◆ GIVEN TASK
Answer each question below from the letter on crime in Guyana, marking your answers (a), (b) and (c) to match.
(a) Which two occupations appear in the news caption the writer quotes?
(b) Which crimes does the letter name young men as being involved in?
(c) Who does the letter say the drug pushers in the school system are?

◆ DOCUMENT PASSAGE
* begin *

Latest update January 30th, 2025 6:10 AM
Sep 21, 2018 Letters
Dear Editor,
The constant rise of crime in Guyana is a perpetual phenomenon and a very frightening situation among our young women and young men. As I watched the news and read the papers I am flabbergasted at the vast number of young women who are into the drug pushing business and are sentenced daily and fined heavily by our courts. I just saw this caption:
”Vendor, hairdresser remanded on trafficking charges after airport cocaine bust”
These are very young women that are involved in these drug crimes. We also see young men involved into robbery under arms, murder, rape, drug pushing and the long dismal list of crime daily goes on.
This does not mean that older drug dealers are not involved by using these young people as their ”scapegoats” to carry out their insidious acts. We also saw on the news that different types of drugs infiltrating our school system and we are told the drug pushers are the students. We will now need more school security before guns infiltrate our schools.

* end *

◆ GIVEN RECORDS
* begin *

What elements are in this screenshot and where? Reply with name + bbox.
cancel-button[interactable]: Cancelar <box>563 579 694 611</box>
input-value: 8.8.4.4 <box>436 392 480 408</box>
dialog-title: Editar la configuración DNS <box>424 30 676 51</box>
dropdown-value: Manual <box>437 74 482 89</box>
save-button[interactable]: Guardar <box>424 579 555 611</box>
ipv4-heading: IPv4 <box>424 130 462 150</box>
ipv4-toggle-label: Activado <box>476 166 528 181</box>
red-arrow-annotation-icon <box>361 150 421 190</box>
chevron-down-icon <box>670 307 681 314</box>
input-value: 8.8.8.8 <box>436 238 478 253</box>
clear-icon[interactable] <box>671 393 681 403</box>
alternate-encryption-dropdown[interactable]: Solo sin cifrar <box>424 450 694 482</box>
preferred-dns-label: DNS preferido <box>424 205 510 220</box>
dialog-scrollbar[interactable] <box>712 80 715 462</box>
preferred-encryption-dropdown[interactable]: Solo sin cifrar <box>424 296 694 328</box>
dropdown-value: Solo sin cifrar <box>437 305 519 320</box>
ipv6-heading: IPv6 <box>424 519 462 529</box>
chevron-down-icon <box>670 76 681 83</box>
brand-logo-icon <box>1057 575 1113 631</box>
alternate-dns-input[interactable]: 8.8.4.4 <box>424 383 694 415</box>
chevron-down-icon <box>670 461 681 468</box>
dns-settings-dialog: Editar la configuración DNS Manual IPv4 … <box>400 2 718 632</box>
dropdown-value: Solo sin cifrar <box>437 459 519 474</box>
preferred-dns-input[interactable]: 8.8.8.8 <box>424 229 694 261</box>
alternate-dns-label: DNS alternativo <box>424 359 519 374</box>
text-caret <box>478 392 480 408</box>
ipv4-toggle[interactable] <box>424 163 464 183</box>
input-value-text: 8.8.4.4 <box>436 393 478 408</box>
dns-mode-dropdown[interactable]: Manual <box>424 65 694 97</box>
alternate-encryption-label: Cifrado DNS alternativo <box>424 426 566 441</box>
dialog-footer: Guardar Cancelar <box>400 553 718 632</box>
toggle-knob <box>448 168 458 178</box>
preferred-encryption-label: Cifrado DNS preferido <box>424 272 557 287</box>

* end *

◆ SOLUTION TO THIS PROBLEM
(a) Vendor and hairdresser.
(b) Robbery under arms, murder, rape and drug pushing.
(c) The students.